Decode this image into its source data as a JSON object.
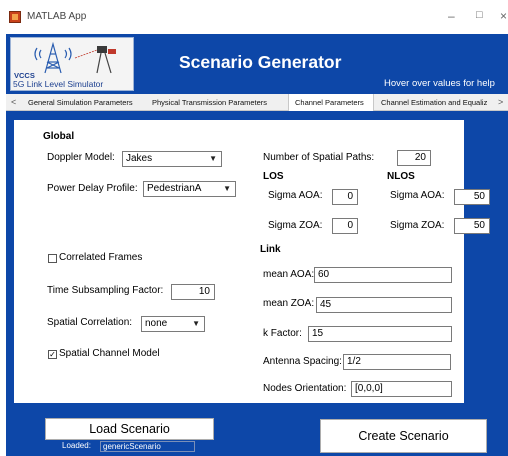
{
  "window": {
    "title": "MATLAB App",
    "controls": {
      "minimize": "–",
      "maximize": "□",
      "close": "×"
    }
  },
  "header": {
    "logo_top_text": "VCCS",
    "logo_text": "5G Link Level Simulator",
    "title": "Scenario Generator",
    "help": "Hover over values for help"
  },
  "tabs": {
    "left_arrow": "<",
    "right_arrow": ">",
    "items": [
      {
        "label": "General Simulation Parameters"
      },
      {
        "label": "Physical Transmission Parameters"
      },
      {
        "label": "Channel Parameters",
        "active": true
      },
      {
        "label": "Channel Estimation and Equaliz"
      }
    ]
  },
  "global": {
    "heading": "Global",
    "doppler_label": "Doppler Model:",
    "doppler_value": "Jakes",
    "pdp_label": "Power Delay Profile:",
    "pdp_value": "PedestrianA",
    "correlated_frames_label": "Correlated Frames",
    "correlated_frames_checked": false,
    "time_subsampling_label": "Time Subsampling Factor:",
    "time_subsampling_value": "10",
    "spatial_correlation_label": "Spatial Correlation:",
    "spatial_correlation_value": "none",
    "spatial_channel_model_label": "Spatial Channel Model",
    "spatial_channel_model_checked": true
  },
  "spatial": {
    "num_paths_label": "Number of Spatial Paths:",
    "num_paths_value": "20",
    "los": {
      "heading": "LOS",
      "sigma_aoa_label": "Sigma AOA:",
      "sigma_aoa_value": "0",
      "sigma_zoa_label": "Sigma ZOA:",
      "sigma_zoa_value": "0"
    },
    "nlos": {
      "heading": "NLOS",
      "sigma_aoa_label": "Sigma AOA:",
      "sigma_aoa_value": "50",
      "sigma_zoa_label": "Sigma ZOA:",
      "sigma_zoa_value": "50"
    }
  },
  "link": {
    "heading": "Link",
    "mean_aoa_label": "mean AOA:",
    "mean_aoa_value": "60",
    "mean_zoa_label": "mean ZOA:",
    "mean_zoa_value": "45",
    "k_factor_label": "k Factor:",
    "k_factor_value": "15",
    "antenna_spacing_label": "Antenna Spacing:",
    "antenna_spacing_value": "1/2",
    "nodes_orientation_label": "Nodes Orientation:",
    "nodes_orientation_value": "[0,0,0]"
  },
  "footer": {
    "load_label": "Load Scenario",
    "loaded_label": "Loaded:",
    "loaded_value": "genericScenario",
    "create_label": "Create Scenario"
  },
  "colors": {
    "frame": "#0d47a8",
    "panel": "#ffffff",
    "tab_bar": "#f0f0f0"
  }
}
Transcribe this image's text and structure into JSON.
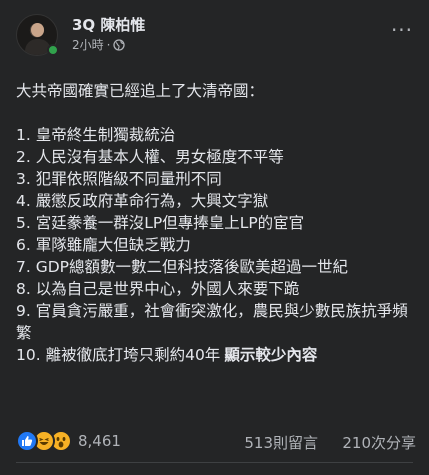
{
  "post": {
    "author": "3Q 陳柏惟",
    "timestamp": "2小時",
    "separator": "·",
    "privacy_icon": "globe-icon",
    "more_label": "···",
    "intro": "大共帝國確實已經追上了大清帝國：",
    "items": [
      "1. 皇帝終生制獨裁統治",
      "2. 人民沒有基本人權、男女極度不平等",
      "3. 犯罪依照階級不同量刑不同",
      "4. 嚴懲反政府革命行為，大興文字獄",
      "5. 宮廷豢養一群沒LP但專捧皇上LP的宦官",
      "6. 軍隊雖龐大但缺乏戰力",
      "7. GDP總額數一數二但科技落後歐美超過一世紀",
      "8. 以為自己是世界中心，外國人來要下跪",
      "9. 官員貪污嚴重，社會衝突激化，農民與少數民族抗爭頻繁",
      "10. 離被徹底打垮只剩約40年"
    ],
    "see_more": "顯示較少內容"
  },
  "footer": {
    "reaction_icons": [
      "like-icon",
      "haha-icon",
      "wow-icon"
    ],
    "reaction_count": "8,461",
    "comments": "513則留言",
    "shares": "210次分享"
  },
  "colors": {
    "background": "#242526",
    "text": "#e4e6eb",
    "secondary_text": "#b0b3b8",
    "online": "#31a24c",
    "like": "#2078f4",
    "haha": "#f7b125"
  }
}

• **Request**:
Print only the lines from the line that contains "Transcribe this image's" to the final line of the data, inclusive. Pictures stay out.

• **Full answer**:
Transcribe this image's text and structure into JSON.
{
  "post": {
    "author": "3Q 陳柏惟",
    "timestamp": "2小時",
    "separator": "·",
    "privacy_icon": "globe-icon",
    "more_label": "···",
    "intro": "大共帝國確實已經追上了大清帝國：",
    "items": [
      "1. 皇帝終生制獨裁統治",
      "2. 人民沒有基本人權、男女極度不平等",
      "3. 犯罪依照階級不同量刑不同",
      "4. 嚴懲反政府革命行為，大興文字獄",
      "5. 宮廷豢養一群沒LP但專捧皇上LP的宦官",
      "6. 軍隊雖龐大但缺乏戰力",
      "7. GDP總額數一數二但科技落後歐美超過一世紀",
      "8. 以為自己是世界中心，外國人來要下跪",
      "9. 官員貪污嚴重，社會衝突激化，農民與少數民族抗爭頻繁",
      "10. 離被徹底打垮只剩約40年"
    ],
    "see_more": "顯示較少內容"
  },
  "footer": {
    "reaction_icons": [
      "like-icon",
      "haha-icon",
      "wow-icon"
    ],
    "reaction_count": "8,461",
    "comments": "513則留言",
    "shares": "210次分享"
  },
  "colors": {
    "background": "#242526",
    "text": "#e4e6eb",
    "secondary_text": "#b0b3b8",
    "online": "#31a24c",
    "like": "#2078f4",
    "haha": "#f7b125"
  }
}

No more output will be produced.